Dataset rows:
--- Begin ---

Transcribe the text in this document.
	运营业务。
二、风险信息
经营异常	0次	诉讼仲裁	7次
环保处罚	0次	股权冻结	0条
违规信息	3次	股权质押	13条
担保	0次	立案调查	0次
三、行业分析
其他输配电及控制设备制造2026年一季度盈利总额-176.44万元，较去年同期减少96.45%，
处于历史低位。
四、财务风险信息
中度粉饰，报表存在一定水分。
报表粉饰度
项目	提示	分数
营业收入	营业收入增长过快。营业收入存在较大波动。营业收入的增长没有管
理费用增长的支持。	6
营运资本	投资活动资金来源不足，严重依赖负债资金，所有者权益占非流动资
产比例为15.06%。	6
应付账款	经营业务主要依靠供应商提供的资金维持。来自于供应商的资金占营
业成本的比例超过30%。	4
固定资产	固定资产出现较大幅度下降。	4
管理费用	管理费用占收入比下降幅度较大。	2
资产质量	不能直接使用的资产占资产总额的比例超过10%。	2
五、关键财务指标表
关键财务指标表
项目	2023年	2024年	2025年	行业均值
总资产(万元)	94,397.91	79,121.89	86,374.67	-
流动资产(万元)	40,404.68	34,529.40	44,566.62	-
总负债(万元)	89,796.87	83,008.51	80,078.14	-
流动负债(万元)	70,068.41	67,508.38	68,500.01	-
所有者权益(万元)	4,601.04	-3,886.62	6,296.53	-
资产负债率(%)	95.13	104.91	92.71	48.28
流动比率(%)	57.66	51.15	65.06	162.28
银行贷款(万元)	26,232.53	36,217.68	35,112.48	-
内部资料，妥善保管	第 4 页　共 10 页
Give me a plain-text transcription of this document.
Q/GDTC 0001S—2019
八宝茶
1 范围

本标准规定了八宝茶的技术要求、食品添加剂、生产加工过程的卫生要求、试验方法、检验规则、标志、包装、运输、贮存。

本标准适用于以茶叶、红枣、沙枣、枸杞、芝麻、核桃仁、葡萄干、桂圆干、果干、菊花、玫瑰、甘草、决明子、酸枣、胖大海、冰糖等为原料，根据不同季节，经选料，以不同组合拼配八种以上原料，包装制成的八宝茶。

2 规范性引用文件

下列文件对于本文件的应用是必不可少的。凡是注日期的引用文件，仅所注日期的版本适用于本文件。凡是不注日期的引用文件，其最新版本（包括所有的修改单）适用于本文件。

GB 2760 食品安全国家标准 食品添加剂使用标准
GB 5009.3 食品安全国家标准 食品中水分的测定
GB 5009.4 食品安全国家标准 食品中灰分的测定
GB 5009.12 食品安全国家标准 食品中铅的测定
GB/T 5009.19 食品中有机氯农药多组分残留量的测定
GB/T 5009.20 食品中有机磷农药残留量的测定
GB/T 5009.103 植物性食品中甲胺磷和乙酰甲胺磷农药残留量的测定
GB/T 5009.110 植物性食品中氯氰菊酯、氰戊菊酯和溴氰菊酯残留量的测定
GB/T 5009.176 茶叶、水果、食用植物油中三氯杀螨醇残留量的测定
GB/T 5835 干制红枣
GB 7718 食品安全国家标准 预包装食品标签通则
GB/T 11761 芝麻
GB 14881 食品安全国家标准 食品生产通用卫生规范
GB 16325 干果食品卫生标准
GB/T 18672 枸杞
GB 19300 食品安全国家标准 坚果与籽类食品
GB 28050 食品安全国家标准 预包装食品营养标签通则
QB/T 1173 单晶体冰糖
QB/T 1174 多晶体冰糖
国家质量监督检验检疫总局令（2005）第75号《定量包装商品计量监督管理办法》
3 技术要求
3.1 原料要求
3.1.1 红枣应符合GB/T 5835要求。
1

--- End ---

EXERCISE DIRECTIONS:
Each line above that holds the string "this" should be copied and shown.

PROBLEM SOLUTION:
Transcribe the text in this document.
Give me a plain-text transcription of this document.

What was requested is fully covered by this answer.